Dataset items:
%%
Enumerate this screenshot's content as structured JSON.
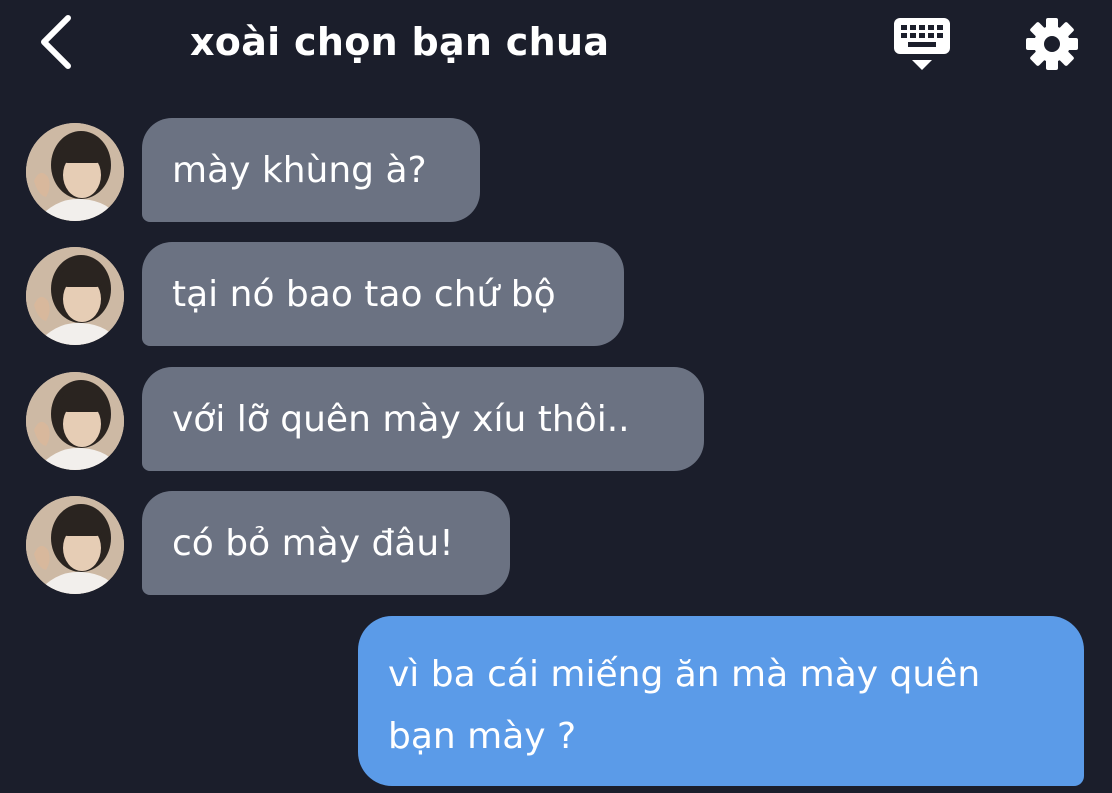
{
  "header": {
    "title": "xoài chọn bạn chua",
    "back_icon": "chevron-left-icon",
    "keyboard_icon": "keyboard-icon",
    "settings_icon": "gear-icon"
  },
  "messages": [
    {
      "side": "incoming",
      "text": "mày khùng à?"
    },
    {
      "side": "incoming",
      "text": "tại nó bao tao chứ bộ"
    },
    {
      "side": "incoming",
      "text": "với lỡ quên mày xíu thôi.."
    },
    {
      "side": "incoming",
      "text": "có bỏ mày đâu!"
    },
    {
      "side": "outgoing",
      "lines": [
        "vì ba cái miếng ăn mà mày quên",
        "bạn mày ?"
      ]
    }
  ],
  "colors": {
    "background": "#1b1e2b",
    "incoming_bubble": "#6b7282",
    "outgoing_bubble": "#5b9be8",
    "text": "#ffffff"
  }
}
%%
Which lines hold the word "text"? Copy every one of them.

      "text": "mày khùng à?"
      "text": "tại nó bao tao chứ bộ"
      "text": "với lỡ quên mày xíu thôi.."
      "text": "có bỏ mày đâu!"
    "text": "#ffffff"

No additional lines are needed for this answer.